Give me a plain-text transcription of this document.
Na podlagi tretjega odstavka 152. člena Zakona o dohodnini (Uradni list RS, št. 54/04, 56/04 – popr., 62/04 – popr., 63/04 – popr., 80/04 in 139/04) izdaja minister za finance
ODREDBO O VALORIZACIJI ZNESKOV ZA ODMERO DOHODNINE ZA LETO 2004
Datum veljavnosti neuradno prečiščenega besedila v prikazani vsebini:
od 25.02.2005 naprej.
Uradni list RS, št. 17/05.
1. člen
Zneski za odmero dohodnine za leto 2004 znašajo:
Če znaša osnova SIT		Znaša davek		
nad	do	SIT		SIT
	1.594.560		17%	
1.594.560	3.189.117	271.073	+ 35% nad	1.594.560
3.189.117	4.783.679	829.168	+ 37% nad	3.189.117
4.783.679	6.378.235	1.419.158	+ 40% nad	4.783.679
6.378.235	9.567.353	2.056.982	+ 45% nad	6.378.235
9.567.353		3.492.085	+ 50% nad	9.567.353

◆ **EXERCISE GOAL**
Check each line in the records for the word "list" and say how many have it, with nothing else.

◆ **RESPONSE TO THE TASK**
2